**EXERCISE PROMPT**
Where does the string "screenshot" appear in the records? Copy every line that contains it.

**TASK DATA**
'''

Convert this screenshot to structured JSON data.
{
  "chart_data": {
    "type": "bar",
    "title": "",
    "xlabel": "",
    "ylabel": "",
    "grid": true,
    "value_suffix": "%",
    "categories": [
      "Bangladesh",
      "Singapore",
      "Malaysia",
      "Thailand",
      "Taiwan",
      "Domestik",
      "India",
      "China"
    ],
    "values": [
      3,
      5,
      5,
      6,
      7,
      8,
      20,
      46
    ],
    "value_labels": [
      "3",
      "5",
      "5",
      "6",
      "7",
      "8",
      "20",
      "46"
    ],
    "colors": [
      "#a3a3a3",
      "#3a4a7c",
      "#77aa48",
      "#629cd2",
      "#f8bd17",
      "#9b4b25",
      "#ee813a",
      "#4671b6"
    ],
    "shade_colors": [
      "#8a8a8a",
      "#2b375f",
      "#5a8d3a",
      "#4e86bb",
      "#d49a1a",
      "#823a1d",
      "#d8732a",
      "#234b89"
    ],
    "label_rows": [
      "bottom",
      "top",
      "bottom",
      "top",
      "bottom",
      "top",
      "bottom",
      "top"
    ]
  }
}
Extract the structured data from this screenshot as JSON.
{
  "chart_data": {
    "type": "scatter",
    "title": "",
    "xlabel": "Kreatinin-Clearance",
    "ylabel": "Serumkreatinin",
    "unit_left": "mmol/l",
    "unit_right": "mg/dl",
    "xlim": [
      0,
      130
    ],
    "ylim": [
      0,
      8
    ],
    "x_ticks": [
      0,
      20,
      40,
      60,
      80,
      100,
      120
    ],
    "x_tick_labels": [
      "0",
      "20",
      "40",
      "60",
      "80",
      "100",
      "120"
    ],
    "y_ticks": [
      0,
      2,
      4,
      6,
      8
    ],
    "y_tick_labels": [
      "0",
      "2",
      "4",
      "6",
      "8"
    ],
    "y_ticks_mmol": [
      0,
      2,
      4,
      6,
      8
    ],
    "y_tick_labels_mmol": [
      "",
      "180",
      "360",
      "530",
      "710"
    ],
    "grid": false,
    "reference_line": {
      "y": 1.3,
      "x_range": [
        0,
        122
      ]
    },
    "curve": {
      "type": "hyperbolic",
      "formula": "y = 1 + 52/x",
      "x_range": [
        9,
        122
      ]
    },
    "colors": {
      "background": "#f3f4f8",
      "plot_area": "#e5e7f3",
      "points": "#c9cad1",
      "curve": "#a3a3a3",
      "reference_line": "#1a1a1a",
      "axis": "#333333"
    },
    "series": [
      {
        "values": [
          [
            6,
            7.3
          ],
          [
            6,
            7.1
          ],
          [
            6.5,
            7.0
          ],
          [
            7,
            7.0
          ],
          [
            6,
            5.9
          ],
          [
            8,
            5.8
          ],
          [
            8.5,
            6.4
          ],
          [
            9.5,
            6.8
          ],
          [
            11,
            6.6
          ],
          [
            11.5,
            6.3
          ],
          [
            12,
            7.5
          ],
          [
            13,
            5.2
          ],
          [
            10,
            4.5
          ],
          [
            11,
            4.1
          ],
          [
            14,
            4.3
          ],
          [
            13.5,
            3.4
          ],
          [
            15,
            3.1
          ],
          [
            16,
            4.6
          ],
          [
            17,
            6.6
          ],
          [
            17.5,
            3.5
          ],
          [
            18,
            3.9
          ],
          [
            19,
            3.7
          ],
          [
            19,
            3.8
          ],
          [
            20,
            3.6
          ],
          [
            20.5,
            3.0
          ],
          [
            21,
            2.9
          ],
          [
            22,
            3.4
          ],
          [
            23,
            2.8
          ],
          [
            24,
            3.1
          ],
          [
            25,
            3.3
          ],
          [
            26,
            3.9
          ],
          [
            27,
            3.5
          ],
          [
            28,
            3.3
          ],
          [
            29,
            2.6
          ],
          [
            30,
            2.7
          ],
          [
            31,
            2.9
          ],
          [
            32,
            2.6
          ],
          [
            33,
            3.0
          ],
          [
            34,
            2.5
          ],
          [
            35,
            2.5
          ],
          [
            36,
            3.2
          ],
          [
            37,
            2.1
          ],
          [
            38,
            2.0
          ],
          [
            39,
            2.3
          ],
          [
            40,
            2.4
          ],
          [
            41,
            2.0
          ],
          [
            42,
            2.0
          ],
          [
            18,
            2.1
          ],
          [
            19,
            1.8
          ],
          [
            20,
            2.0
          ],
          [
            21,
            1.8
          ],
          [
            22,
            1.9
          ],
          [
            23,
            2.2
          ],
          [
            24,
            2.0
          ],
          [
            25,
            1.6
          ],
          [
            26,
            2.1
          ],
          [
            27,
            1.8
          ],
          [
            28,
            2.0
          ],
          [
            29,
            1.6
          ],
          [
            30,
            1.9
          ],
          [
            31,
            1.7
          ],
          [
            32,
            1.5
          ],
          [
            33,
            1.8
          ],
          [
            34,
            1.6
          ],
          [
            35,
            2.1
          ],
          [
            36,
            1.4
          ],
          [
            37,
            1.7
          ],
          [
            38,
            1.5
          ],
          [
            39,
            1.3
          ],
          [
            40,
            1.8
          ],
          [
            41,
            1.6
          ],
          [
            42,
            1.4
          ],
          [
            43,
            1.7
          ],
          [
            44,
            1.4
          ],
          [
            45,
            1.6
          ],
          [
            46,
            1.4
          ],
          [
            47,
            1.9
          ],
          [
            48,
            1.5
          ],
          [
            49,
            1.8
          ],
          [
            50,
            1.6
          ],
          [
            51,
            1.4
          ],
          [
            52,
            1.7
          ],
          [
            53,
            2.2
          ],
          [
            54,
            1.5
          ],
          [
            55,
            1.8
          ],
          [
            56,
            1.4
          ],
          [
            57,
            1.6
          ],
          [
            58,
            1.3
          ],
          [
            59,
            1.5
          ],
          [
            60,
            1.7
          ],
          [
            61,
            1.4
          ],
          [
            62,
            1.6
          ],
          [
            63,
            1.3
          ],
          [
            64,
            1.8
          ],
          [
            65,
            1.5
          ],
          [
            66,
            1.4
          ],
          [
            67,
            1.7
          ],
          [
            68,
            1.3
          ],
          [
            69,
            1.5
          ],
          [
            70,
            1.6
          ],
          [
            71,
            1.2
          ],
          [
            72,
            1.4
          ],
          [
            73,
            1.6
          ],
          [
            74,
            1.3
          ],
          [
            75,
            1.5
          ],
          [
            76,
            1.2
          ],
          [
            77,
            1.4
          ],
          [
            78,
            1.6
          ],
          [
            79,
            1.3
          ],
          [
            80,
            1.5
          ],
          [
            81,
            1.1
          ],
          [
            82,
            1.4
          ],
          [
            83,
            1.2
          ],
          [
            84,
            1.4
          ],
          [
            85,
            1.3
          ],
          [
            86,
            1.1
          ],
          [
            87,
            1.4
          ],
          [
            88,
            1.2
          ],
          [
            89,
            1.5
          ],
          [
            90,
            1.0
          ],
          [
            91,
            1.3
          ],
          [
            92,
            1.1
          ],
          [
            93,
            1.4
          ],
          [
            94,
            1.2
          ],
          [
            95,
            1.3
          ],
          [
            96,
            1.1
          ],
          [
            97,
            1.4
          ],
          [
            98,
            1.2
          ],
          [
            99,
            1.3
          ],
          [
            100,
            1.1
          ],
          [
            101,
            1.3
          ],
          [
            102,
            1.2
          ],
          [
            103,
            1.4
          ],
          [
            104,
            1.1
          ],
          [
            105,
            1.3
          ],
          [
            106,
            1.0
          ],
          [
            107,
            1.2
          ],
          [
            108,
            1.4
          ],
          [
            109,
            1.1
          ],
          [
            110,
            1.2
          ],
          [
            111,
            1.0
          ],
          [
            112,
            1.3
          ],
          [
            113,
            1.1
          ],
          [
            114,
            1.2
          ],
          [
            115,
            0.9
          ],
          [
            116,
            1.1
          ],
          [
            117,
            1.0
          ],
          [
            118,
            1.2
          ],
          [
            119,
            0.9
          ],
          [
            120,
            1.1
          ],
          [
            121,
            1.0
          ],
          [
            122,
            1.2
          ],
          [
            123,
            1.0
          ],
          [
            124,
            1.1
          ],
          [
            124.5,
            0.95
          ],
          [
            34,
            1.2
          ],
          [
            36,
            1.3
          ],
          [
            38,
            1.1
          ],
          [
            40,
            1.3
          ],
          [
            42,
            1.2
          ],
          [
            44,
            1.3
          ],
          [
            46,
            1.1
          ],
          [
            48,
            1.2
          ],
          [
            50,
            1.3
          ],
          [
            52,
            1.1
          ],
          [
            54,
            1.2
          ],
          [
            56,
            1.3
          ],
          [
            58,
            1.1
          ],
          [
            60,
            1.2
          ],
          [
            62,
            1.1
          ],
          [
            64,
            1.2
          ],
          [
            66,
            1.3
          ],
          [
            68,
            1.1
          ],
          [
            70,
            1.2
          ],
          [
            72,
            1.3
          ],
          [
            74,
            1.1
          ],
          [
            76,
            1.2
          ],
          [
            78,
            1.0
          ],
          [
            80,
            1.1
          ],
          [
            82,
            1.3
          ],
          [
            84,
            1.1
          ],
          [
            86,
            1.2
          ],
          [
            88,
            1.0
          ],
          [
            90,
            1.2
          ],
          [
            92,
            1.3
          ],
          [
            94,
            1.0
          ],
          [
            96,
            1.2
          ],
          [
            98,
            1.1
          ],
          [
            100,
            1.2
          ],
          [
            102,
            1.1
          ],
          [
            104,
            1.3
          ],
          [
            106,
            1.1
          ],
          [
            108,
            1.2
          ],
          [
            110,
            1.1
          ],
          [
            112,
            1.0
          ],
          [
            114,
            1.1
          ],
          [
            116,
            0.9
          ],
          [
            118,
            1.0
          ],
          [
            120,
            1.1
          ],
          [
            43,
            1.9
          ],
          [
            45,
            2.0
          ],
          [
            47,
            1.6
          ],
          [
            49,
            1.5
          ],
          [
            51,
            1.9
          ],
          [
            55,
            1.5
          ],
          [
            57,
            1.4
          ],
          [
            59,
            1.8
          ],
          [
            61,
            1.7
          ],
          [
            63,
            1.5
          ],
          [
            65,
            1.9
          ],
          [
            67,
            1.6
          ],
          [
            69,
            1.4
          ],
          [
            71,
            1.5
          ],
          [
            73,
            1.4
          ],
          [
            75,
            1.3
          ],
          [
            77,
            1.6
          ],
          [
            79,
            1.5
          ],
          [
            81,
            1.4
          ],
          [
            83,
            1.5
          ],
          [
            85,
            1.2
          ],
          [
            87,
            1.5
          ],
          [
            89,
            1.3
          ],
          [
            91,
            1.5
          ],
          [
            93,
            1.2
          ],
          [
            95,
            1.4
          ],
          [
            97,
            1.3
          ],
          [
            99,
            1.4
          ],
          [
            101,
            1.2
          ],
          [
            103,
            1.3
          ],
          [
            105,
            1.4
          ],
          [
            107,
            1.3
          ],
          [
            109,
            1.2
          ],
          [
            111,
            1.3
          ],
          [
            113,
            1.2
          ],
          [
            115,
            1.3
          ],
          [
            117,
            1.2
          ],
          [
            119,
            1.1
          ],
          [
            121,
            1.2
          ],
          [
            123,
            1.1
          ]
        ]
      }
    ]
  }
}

'''

**EXERCISE OUTPUT**
Convert this screenshot to structured JSON data.
Extract the structured data from this screenshot as JSON.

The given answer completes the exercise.